[[ PROVIDED TEXT open ]]

SMRT Corporation: Clearer skies ahead

Operating profits for SMRT’s fare business (Bus, LRT and MRT) has been on the downtrend since FY09, with the main drag coming from its Bus operations. However, the transition of the public bus industry towards a “Government contracting model” will allow SMRT to return to profitability for its bus operations in FY17, based on our estimates. We retain our FY15-16 forecasts but raise our FY17, FY18 and FY19 PATMI projections by 7.9%, 13.4% and 12.3%, respectively. This bumps up our fair value estimate from S$1.25 to S$1.40. We believe there are now also stronger expectations for updates from the Government on the rail financing framework, with SMRT set to be a key beneficiary. However, given its robust share price run-up in recent weeks, we believe these positives have been priced in. Hence, we maintain HOLD on SMRT. (Wong Teck Ching Andy)

SATS Ltd: 4QFY14 results disappoint

SATS’s 4QFY14 results came in below our expectations. Revenue declined 3.2% YoY to S$434.6m, or 7.9% below our forecast. Correspondingly, PATMI dropped 7.8% to S$42.6m, which is 5.8% below our estimate. FY14 revenue dropped by 1.8% to S$1.8b. Food Solutions revenue saw 5.2% decline to S$1.1b, mainly due to: 1) weaker TFK performance from JPY translation losses, and 2) Quantas’ move to Dubai from Changi Airport. FY14 PATMI came in 2.4% lower at S$180.4m. While management sees growth through PT CAS, increasing connectivity and scaling up, we think the aviation industry headwinds will be the larger force in SATS’ near- to mid- term outlook. Based on 20x FY15F EPS, we derive a lower FV of S$3.23 (previous: S$3.35) and maintain HOLD. (Yap Kim Leng)

[[ PROVIDED TEXT closed ]]
[[ LISTED RECORDS open ]]

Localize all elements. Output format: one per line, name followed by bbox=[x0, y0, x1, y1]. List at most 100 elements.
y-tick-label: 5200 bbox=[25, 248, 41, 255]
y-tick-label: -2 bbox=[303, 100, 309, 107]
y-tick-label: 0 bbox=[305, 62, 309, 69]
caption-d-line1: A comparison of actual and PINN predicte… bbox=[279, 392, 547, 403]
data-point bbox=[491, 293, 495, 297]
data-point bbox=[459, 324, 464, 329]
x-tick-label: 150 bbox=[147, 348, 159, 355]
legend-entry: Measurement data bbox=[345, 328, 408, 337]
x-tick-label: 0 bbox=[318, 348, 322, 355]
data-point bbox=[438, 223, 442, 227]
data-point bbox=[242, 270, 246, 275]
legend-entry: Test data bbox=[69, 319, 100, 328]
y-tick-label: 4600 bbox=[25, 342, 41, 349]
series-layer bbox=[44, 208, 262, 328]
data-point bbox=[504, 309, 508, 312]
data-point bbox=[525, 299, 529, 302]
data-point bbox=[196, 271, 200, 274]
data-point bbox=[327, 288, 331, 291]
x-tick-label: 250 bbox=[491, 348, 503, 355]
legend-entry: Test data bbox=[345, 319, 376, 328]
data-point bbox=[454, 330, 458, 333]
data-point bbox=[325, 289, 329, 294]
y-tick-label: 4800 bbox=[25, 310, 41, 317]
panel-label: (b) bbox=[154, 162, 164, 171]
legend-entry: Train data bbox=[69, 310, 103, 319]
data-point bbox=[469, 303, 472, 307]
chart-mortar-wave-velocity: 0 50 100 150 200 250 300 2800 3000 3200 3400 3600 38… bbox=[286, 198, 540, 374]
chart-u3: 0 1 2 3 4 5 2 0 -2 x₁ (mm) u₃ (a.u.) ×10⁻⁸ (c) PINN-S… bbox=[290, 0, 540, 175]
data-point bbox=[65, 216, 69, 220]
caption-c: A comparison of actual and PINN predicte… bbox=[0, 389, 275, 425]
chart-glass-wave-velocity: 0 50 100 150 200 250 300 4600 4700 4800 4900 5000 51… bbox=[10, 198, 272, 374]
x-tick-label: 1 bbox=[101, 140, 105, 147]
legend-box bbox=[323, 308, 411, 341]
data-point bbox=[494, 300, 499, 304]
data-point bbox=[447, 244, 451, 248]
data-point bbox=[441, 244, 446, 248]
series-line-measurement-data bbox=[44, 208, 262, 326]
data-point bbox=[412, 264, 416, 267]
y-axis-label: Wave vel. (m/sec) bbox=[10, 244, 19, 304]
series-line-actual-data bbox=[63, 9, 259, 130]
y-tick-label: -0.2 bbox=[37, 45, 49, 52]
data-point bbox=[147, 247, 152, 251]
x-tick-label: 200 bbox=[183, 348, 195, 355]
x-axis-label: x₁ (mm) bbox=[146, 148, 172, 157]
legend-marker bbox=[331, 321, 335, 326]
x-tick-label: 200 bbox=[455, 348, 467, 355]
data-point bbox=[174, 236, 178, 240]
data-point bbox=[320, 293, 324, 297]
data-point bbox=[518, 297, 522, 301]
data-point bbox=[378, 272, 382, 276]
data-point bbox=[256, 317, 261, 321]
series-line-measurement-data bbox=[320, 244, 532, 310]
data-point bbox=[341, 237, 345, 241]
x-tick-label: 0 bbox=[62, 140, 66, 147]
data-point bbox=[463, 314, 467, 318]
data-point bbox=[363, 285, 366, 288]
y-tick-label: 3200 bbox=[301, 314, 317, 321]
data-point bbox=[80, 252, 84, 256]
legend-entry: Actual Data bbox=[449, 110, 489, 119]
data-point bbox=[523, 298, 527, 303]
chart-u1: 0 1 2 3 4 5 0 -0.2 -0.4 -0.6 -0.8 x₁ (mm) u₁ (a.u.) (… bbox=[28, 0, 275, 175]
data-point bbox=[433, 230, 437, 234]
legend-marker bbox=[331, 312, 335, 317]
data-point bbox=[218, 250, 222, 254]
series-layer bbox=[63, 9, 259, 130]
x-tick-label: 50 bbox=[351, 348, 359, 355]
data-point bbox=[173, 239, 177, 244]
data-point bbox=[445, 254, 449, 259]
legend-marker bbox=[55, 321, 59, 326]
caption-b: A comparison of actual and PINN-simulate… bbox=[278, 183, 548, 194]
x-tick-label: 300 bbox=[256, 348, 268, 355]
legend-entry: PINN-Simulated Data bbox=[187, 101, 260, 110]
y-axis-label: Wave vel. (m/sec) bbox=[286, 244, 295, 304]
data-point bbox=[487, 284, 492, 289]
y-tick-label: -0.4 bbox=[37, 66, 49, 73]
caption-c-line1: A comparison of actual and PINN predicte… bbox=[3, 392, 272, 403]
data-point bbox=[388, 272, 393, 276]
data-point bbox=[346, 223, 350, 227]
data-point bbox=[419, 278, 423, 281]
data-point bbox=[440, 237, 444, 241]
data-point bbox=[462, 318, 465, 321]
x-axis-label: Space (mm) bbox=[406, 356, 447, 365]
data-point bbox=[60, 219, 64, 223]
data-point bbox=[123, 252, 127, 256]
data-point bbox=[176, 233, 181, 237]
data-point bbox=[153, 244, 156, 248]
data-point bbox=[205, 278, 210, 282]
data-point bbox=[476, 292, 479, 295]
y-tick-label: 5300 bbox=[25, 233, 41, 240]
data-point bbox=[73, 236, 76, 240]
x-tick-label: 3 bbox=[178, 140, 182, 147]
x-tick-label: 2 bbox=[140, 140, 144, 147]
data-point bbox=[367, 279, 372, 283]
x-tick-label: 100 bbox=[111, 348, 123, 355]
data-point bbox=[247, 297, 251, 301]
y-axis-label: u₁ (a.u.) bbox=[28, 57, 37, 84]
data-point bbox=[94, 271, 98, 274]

[[ LISTED RECORDS closed ]]

→ **TASK INSTRUCTIONS**:
Answer these questions from the stock notes on SMRT and SATS:
(a) What fair value estimate for SMRT does the text arrive at?
(b) By what percentage did SATS's 4QFY14 revenue decline year on year?
(c) What was SATS's FY14 PATMI?

→ **THE ANSWER**:
(a) S$1.40, raised from S$1.25.
(b) 3.2%, to S$434.6m.
(c) S$180.4m, 2.4% lower.